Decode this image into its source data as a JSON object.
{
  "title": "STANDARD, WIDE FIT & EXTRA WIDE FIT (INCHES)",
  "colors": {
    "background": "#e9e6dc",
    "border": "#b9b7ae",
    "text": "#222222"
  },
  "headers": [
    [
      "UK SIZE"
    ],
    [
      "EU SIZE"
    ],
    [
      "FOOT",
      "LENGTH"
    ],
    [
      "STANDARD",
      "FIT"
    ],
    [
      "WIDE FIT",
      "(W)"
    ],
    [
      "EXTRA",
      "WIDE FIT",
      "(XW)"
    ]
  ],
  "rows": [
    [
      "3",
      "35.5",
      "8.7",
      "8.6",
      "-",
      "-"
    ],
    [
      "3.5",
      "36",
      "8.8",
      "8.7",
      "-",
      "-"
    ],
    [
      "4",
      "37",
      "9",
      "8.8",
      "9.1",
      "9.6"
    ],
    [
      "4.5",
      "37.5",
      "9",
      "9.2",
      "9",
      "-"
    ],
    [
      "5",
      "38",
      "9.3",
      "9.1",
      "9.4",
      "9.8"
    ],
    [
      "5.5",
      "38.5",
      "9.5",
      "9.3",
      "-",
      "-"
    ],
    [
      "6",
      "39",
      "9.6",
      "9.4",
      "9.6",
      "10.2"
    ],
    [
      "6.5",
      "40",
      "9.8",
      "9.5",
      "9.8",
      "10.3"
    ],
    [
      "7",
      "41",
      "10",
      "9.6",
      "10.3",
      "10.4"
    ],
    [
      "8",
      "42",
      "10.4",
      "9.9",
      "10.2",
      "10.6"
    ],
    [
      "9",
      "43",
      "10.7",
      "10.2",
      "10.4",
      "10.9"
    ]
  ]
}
+++++
:: What is needed ::
In the entries above, count each line that holds "STANDARD". Give the total and nothing else.

:: The output ::
2